§ **Challenges**:
(A) In the New Orleans travel post, what is the name of the French Quarter deli where the late-night po' boys came from?
(B) Please return the passage of the New Orleans travel post word for word. Begin at the words "Friday was designated" and stop after "meet for sure.".
START Selected extract
This past weekend I was fortunate enough to spend the weekend in New Orleans. It was my first trip to the Big Easy and boy was it everything I thought it would be and more. I was in town for a wedding of two of my favorite people, Stef and Josh
I arrived Thursday afternoon in time for a beautiful reception in the Garden District. If I lived in New Orleans, I would buy myself a big ol' house in the Garden District with a huge porch and be over the moon happy. That place is beautiful!
After the welcome reception, we did what everyone should do on their first night in New Orleans, treat themselves to late night po' boys. (For those that don't know po' boys are an institution in New Orleans and are typically hoagie bread stuffed with friend oysters, shrimp or catfish. Also, make sure you get it "dressed" that means with all the fixings and an amazing mayonnaise dressing) Our destination for po' boys was Verte Marte, an unassuming but completely delicious deli in the French Quarter. This place is legit. I had the fried shrimp po' boy and it was heaven. Best part is that we couldn't wait to eat them so we ate them in the street, I think that makes them taste better.
Friday was designated as site-seeing day. I started with a wander through the French Quarter. Having never been to New Orleans, I had to see what the whole fuss was about on Bourbon Street. Even at 10 in the morning it was not my thing (Who wants to drink something called a hand grenade?) No meet for sure.
Having only been there for about 12 hours, I quickly realized that New Orleans is a food town - they take their food seriously, which made me very happy.
After stuffing my face with some friend dough topped with a pound of powdered sugar, we set off to explore. We found the bride's families' antique shop, Moss Antiques and met her incredible tour guide of a cousin, Kyle. Having only met us seconds before gave us a tour of the neighborhood that was world class. We learned that on one block in the French Quarter, the word cocktail was created and Oysters Rockefeller were invented. I am now starting to see that this foodie thing has some deep roots.
END Selected extract
START Data excerpts
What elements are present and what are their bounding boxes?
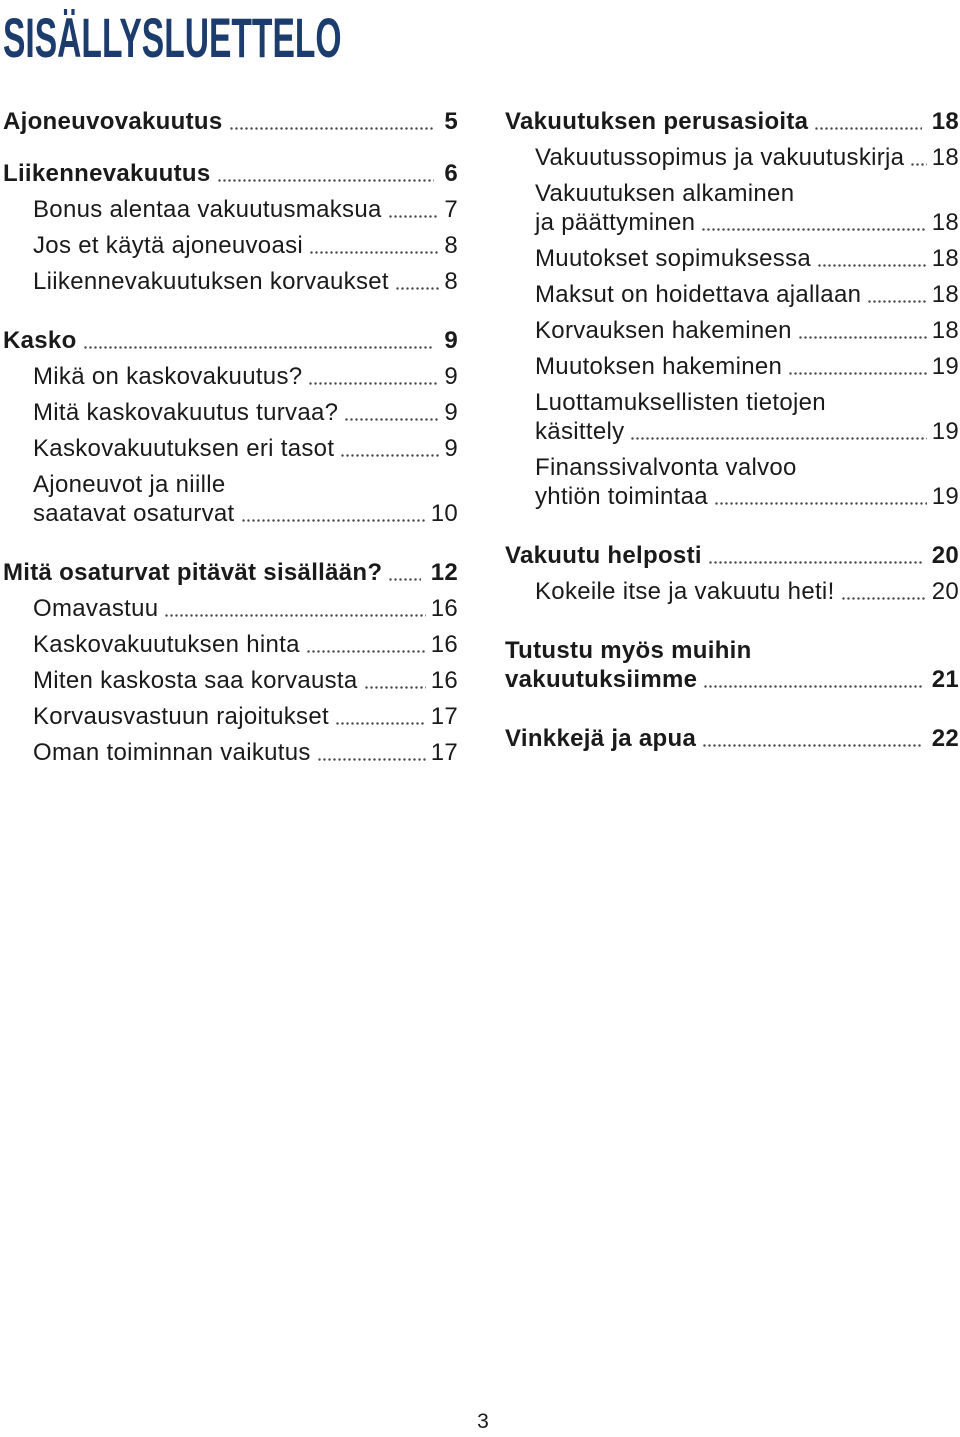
toc-line — [535, 352, 959, 381]
toc-entry-title: Mikä on kaskovakuutus? — [33, 363, 303, 390]
toc-line — [33, 398, 458, 427]
toc-heading — [3, 159, 458, 188]
dot-leader — [388, 558, 420, 587]
toc-line — [3, 159, 458, 188]
toc-item — [3, 702, 458, 731]
toc-line — [535, 179, 959, 208]
toc-entry-title: Liikennevakuutuksen korvaukset — [33, 268, 389, 295]
dot-leader — [708, 541, 922, 570]
toc-section — [3, 107, 458, 136]
dot-leader — [364, 666, 426, 695]
toc-line — [535, 417, 959, 446]
toc-item — [505, 453, 959, 511]
dot-leader — [630, 417, 926, 446]
dot-leader — [798, 316, 927, 345]
toc-section — [505, 636, 959, 694]
dot-leader — [817, 244, 927, 273]
dot-leader — [395, 267, 439, 296]
toc-page-number: 19 — [931, 418, 959, 445]
toc-entry-title: Kasko — [3, 327, 77, 354]
toc-line — [535, 453, 959, 482]
toc-item — [3, 630, 458, 659]
toc-item — [505, 316, 959, 345]
toc-item — [3, 267, 458, 296]
toc-entry-title: Oman toiminnan vaikutus — [33, 739, 311, 766]
toc-entry-title: Omavastuu — [33, 595, 159, 622]
toc-entry-title: Korvausvastuun rajoitukset — [33, 703, 329, 730]
toc-item — [505, 244, 959, 273]
toc-page-number: 9 — [444, 363, 458, 390]
toc-entry-title: Vinkkejä ja apua — [505, 725, 697, 752]
toc-entry-title: Mitä osaturvat pitävät sisällään? — [3, 559, 383, 586]
toc-page-number: 8 — [444, 232, 458, 259]
dot-leader — [308, 362, 439, 391]
toc-line — [505, 724, 959, 753]
dot-leader — [83, 326, 435, 355]
toc-entry-title: Kokeile itse ja vakuutu heti! — [535, 578, 835, 605]
page-number: 3 — [477, 1410, 489, 1433]
toc-line — [535, 388, 959, 417]
toc-line — [505, 665, 959, 694]
toc-section — [3, 159, 458, 296]
toc-page-number: 7 — [444, 196, 458, 223]
toc-section — [3, 558, 458, 767]
toc-page-number: 19 — [931, 353, 959, 380]
toc-line — [33, 434, 458, 463]
toc-entry-title: vakuutuksiimme — [505, 666, 698, 693]
toc-heading — [3, 107, 458, 136]
toc-page-number: 16 — [430, 667, 458, 694]
toc-page-number: 19 — [931, 483, 959, 510]
dot-leader — [344, 398, 439, 427]
toc-line — [33, 499, 458, 528]
toc-heading — [3, 326, 458, 355]
dot-leader — [714, 482, 927, 511]
toc-line — [33, 666, 458, 695]
toc-entry-title: saatavat osaturvat — [33, 500, 235, 527]
toc-heading — [505, 724, 959, 753]
toc-line — [33, 738, 458, 767]
dot-leader — [814, 107, 921, 136]
toc-page-number: 10 — [430, 500, 458, 527]
toc-entry-title: Jos et käytä ajoneuvoasi — [33, 232, 304, 259]
toc-item — [3, 738, 458, 767]
toc-page-number: 18 — [931, 144, 959, 171]
toc-item — [3, 195, 458, 224]
toc-entry-title: Maksut on hoidettava ajallaan — [535, 281, 862, 308]
toc-entry-title: Luottamuksellisten tietojen — [535, 389, 826, 416]
toc-item — [3, 231, 458, 260]
toc-entry-title: Vakuutuksen perusasioita — [505, 108, 809, 135]
dot-leader — [317, 738, 426, 767]
toc-line — [535, 208, 959, 237]
toc-entry-title: Korvauksen hakeminen — [535, 317, 792, 344]
toc-page-number: 18 — [931, 209, 959, 236]
toc-line — [3, 558, 458, 587]
toc-entry-title: Liikennevakuutus — [3, 160, 211, 187]
toc-page-number: 18 — [931, 108, 959, 135]
toc-entry-title: Vakuutu helposti — [505, 542, 702, 569]
page-title: SISÄLLYSLUETTELO — [3, 6, 342, 69]
toc-page-number: 16 — [430, 595, 458, 622]
toc-entry-title: Mitä kaskovakuutus turvaa? — [33, 399, 339, 426]
toc-entry-title: Finanssivalvonta valvoo — [535, 454, 797, 481]
toc-line — [535, 316, 959, 345]
dot-leader — [388, 195, 440, 224]
toc-item — [3, 666, 458, 695]
toc-page-number: 18 — [931, 317, 959, 344]
toc-entry-title: Kaskovakuutuksen eri tasot — [33, 435, 335, 462]
dot-leader — [841, 577, 927, 606]
toc-heading — [505, 636, 959, 694]
toc-section — [3, 326, 458, 528]
toc-line — [3, 107, 458, 136]
dot-leader — [306, 630, 426, 659]
toc-item — [505, 352, 959, 381]
toc-line — [33, 195, 458, 224]
toc-page-number: 12 — [430, 559, 458, 586]
toc-section — [505, 107, 959, 511]
toc-item — [505, 143, 959, 172]
toc-line — [33, 702, 458, 731]
toc-entry-title: Tutustu myös muihin — [505, 637, 752, 664]
toc-page-number: 18 — [931, 245, 959, 272]
toc-line — [535, 143, 959, 172]
toc-page-number: 18 — [931, 281, 959, 308]
toc-page-number: 20 — [931, 542, 959, 569]
toc-item — [3, 434, 458, 463]
dot-leader — [241, 499, 426, 528]
toc-line — [33, 630, 458, 659]
toc-page-number: 20 — [931, 578, 959, 605]
dot-leader — [910, 143, 926, 172]
dot-leader — [701, 208, 926, 237]
toc-item — [3, 398, 458, 427]
toc-item — [3, 594, 458, 623]
toc-line — [33, 594, 458, 623]
dot-leader — [788, 352, 927, 381]
dot-leader — [217, 159, 435, 188]
dot-leader — [309, 231, 439, 260]
toc-entry-title: Kaskovakuutuksen hinta — [33, 631, 300, 658]
toc-page-number: 22 — [931, 725, 959, 752]
toc-line — [505, 636, 959, 665]
toc-page-number: 16 — [430, 631, 458, 658]
toc-line — [535, 577, 959, 606]
toc-column-right — [505, 107, 959, 753]
toc-line — [3, 326, 458, 355]
dot-leader — [702, 724, 922, 753]
toc-line — [535, 244, 959, 273]
toc-line — [535, 482, 959, 511]
toc-section — [505, 541, 959, 606]
dot-leader — [335, 702, 426, 731]
dot-leader — [340, 434, 439, 463]
toc-page-number: 6 — [444, 160, 458, 187]
toc-line — [505, 107, 959, 136]
toc-page-number: 8 — [444, 268, 458, 295]
toc-entry-title: Ajoneuvot ja niille — [33, 471, 226, 498]
toc-section — [505, 724, 959, 753]
dot-leader — [229, 107, 435, 136]
toc-heading — [3, 558, 458, 587]
toc-entry-title: Bonus alentaa vakuutusmaksua — [33, 196, 382, 223]
toc-entry-title: käsittely — [535, 418, 625, 445]
toc-column-left — [3, 107, 458, 767]
toc-item — [3, 362, 458, 391]
toc-heading — [505, 541, 959, 570]
toc-entry-title: Vakuutussopimus ja vakuutuskirja — [535, 144, 905, 171]
dot-leader — [703, 665, 921, 694]
toc-entry-title: Muutokset sopimuksessa — [535, 245, 812, 272]
toc-entry-title: yhtiön toimintaa — [535, 483, 708, 510]
toc-item — [505, 179, 959, 237]
toc-entry-title: Ajoneuvovakuutus — [3, 108, 223, 135]
toc-line — [505, 541, 959, 570]
toc-entry-title: Miten kaskosta saa korvausta — [33, 667, 358, 694]
toc-line — [535, 280, 959, 309]
dot-leader — [164, 594, 425, 623]
toc-line — [33, 362, 458, 391]
toc-entry-title: Muutoksen hakeminen — [535, 353, 783, 380]
toc-page-number: 17 — [430, 703, 458, 730]
toc-item — [3, 470, 458, 528]
toc-page-number: 9 — [444, 435, 458, 462]
toc-item — [505, 280, 959, 309]
toc-line — [33, 231, 458, 260]
toc-entry-title: ja päättyminen — [535, 209, 696, 236]
toc-page-number: 21 — [931, 666, 959, 693]
toc-heading — [505, 107, 959, 136]
toc-item — [505, 577, 959, 606]
toc-line — [33, 267, 458, 296]
toc-page-number: 9 — [444, 399, 458, 426]
dot-leader — [867, 280, 926, 309]
toc-page-number: 17 — [430, 739, 458, 766]
toc-page-number: 5 — [444, 108, 458, 135]
toc-line — [33, 470, 458, 499]
toc-page-number: 9 — [444, 327, 458, 354]
toc-entry-title: Vakuutuksen alkaminen — [535, 180, 795, 207]
toc-item — [505, 388, 959, 446]
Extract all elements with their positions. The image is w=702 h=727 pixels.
END Data excerpts
§ **Solutions to the tasks**:
(A) Verte Marte

(B)
Friday was designated as site-seeing day. I started with a wander through the French Quarter. Having never been to New Orleans, I had to see what the whole fuss was about on Bourbon Street. Even at 10 in the morning it was not my thing (Who wants to drink something called a hand grenade?) No meet for sure.